**Problem to work on:** Could you copy every line from the material below in which "content" appears?

**Data for processing:**
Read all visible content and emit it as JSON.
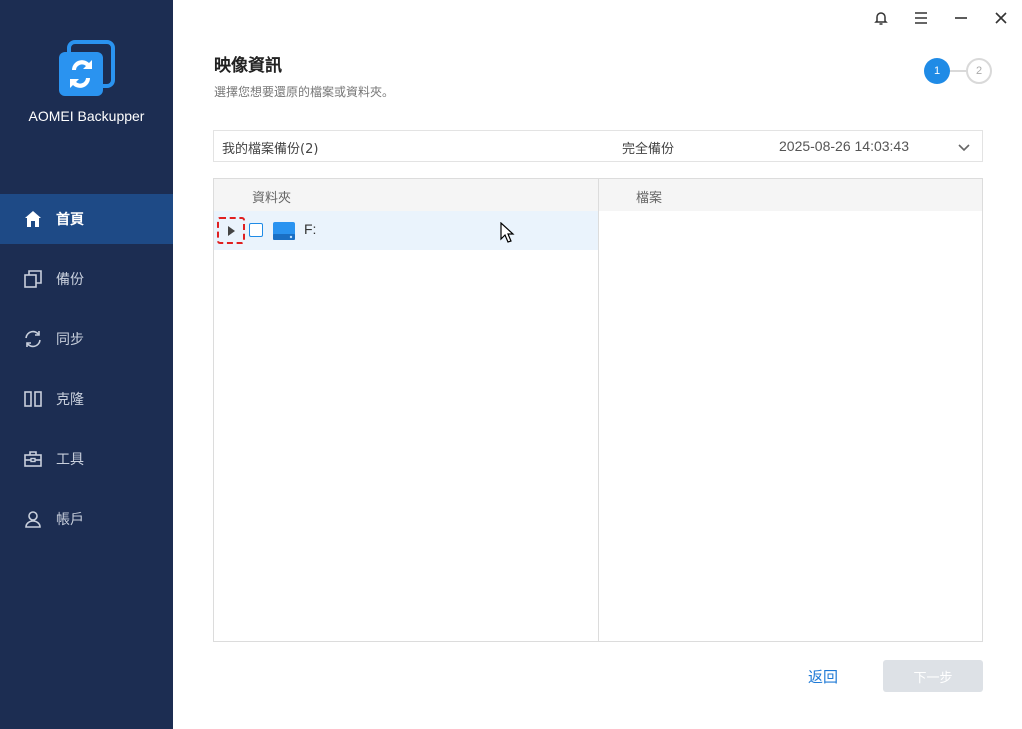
{
  "app": {
    "name": "AOMEI Backupper"
  },
  "sidebar": {
    "items": [
      {
        "label": "首頁",
        "icon": "home-icon",
        "active": true
      },
      {
        "label": "備份",
        "icon": "backup-icon",
        "active": false
      },
      {
        "label": "同步",
        "icon": "sync-icon",
        "active": false
      },
      {
        "label": "克隆",
        "icon": "clone-icon",
        "active": false
      },
      {
        "label": "工具",
        "icon": "tools-icon",
        "active": false
      },
      {
        "label": "帳戶",
        "icon": "account-icon",
        "active": false
      }
    ]
  },
  "titlebar": {
    "icons": [
      "bell-icon",
      "menu-icon",
      "minimize-icon",
      "close-icon"
    ]
  },
  "header": {
    "title": "映像資訊",
    "subtitle": "選擇您想要還原的檔案或資料夾。",
    "steps": [
      "1",
      "2"
    ],
    "current_step": 1
  },
  "backup": {
    "name": "我的檔案備份(2)",
    "type": "完全備份",
    "time": "2025-08-26 14:03:43"
  },
  "browser": {
    "folders_header": "資料夾",
    "files_header": "檔案",
    "tree": [
      {
        "label": "F:",
        "icon": "drive-icon",
        "checked": false,
        "expanded": false
      }
    ]
  },
  "footer": {
    "back_label": "返回",
    "next_label": "下一步"
  },
  "colors": {
    "sidebar_bg": "#1c2d52",
    "sidebar_active": "#1e4a86",
    "accent": "#1f8be6",
    "link": "#1f7ad6"
  }
}
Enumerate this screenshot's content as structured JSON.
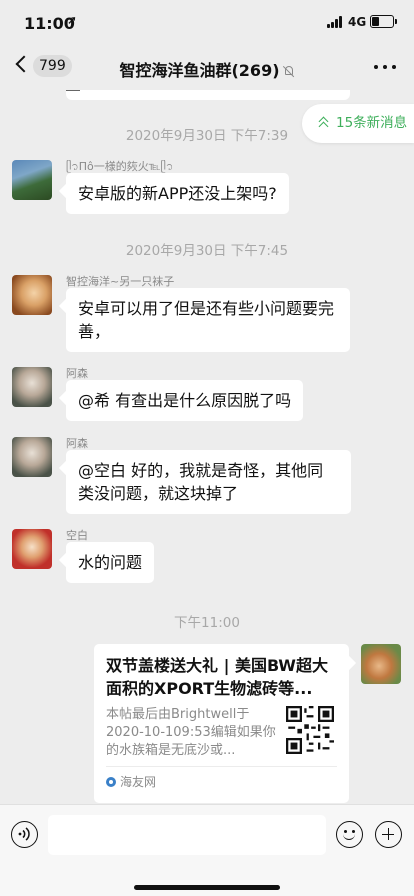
{
  "status_bar": {
    "time": "11:00",
    "location_icon": "location-arrow-icon",
    "network": "4G",
    "battery_level": 0.35
  },
  "nav": {
    "unread_count": "799",
    "title": "智控海洋鱼油群(269)",
    "back_icon": "chevron-left-icon",
    "muted_icon": "bell-slash-icon",
    "more_icon": "ellipsis-icon"
  },
  "new_messages": {
    "label": "15条新消息",
    "icon": "double-chevron-up-icon"
  },
  "chat": {
    "time_dividers": [
      "2020年9月30日 下午7:39",
      "2020年9月30日 下午7:45",
      "下午11:00"
    ],
    "messages": [
      {
        "sender": "ᥫ᭡Πô一様的㷇火℡ᥫ᭡",
        "text": "安卓版的新APP还没上架吗?"
      },
      {
        "sender": "智控海洋~另一只袜子",
        "text": "安卓可以用了但是还有些小问题要完善，"
      },
      {
        "sender": "阿森",
        "text": "@希 有查出是什么原因脱了吗"
      },
      {
        "sender": "阿森",
        "text": "@空白 好的，我就是奇怪，其他同类没问题，就这块掉了"
      },
      {
        "sender": "空白",
        "text": "水的问题"
      }
    ],
    "card": {
      "title": "双节盖楼送大礼 | 美国BW超大面积的XPORT生物滤砖等...",
      "description": "本帖最后由Brightwell于2020-10-109:53编辑如果你的水族箱是无底沙或...",
      "source": "海友网",
      "source_icon": "source-logo-icon",
      "qr_icon": "qr-code-icon"
    }
  },
  "input_bar": {
    "voice_icon": "voice-icon",
    "emoji_icon": "emoji-icon",
    "plus_icon": "plus-icon",
    "text_value": ""
  },
  "colors": {
    "background": "#ededed",
    "accent_green": "#3eaf5b",
    "muted_text": "#a8a8a8"
  }
}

**Full answer:**
Read all visible content and emit it as JSON.
Enumerate this screenshot's content as structured JSON.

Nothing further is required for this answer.